WHAT YOU SHOULD DO – Write out the material again word for word, dropping any images it holds.

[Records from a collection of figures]
------------------------------

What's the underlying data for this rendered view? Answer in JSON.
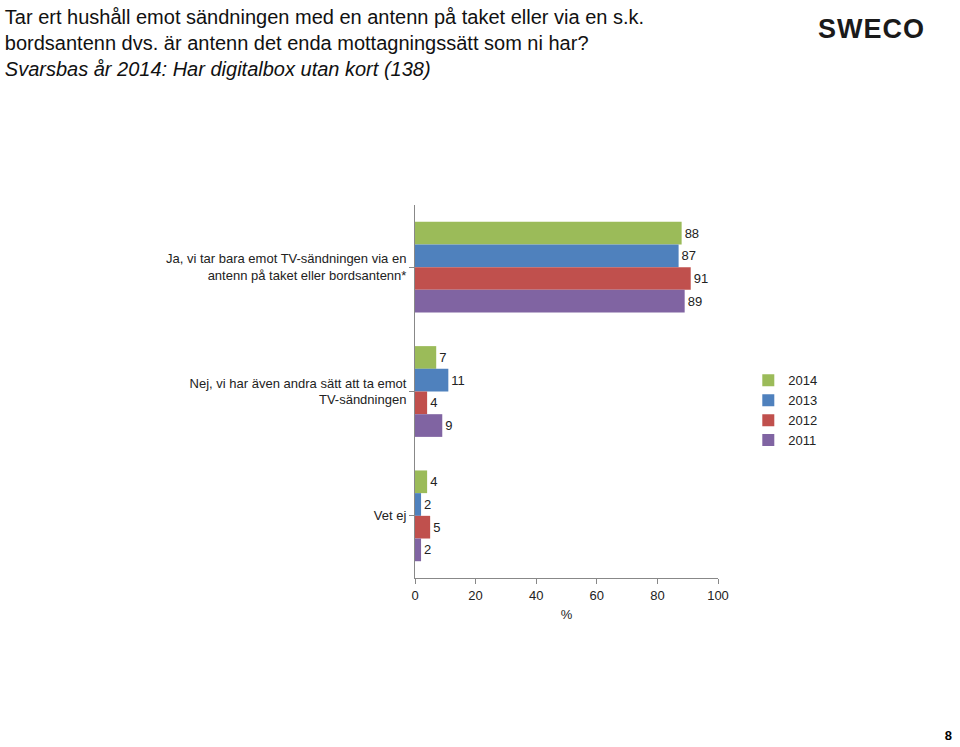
{
  "chart_data": {
    "type": "bar",
    "orientation": "horizontal",
    "title": "Tar ert hushåll emot sändningen med en antenn på taket eller via en s.k. bordsantenn dvs. är antenn det enda mottagningssätt som ni har?",
    "subtitle": "Svarsbas år 2014: Har digitalbox utan kort (138)",
    "logo": "SWECO",
    "page_number": "8",
    "categories": [
      "Ja, vi tar bara emot TV-sändningen via en antenn på taket eller bordsantenn*",
      "Nej, vi har även andra sätt att ta emot TV-sändningen",
      "Vet ej"
    ],
    "series": [
      {
        "name": "2014",
        "color": "#9bbb59",
        "values": [
          88,
          7,
          4
        ]
      },
      {
        "name": "2013",
        "color": "#4f81bd",
        "values": [
          87,
          11,
          2
        ]
      },
      {
        "name": "2012",
        "color": "#c0504d",
        "values": [
          91,
          4,
          5
        ]
      },
      {
        "name": "2011",
        "color": "#8064a2",
        "values": [
          89,
          9,
          2
        ]
      }
    ],
    "xlabel": "%",
    "xlim": [
      0,
      100
    ],
    "xticks": [
      0,
      20,
      40,
      60,
      80,
      100
    ],
    "grid": false,
    "legend": "right",
    "data_labels": true
  }
}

------------------------------

TASK SOLUTION –
What's the underlying data for this rendered view? Answer in JSON.
{
  "chart_data": {
    "type": "bar",
    "orientation": "horizontal",
    "title": "Tar ert hushåll emot sändningen med en antenn på taket eller via en s.k. bordsantenn dvs. är antenn det enda mottagningssätt som ni har?",
    "subtitle": "Svarsbas år 2014: Har digitalbox utan kort (138)",
    "logo": "SWECO",
    "page_number": "8",
    "categories": [
      "Ja, vi tar bara emot TV-sändningen via en antenn på taket eller bordsantenn*",
      "Nej, vi har även andra sätt att ta emot TV-sändningen",
      "Vet ej"
    ],
    "series": [
      {
        "name": "2014",
        "color": "#9bbb59",
        "values": [
          88,
          7,
          4
        ]
      },
      {
        "name": "2013",
        "color": "#4f81bd",
        "values": [
          87,
          11,
          2
        ]
      },
      {
        "name": "2012",
        "color": "#c0504d",
        "values": [
          91,
          4,
          5
        ]
      },
      {
        "name": "2011",
        "color": "#8064a2",
        "values": [
          89,
          9,
          2
        ]
      }
    ],
    "xlabel": "%",
    "xlim": [
      0,
      100
    ],
    "xticks": [
      0,
      20,
      40,
      60,
      80,
      100
    ],
    "grid": false,
    "legend": "right",
    "data_labels": true
  }
}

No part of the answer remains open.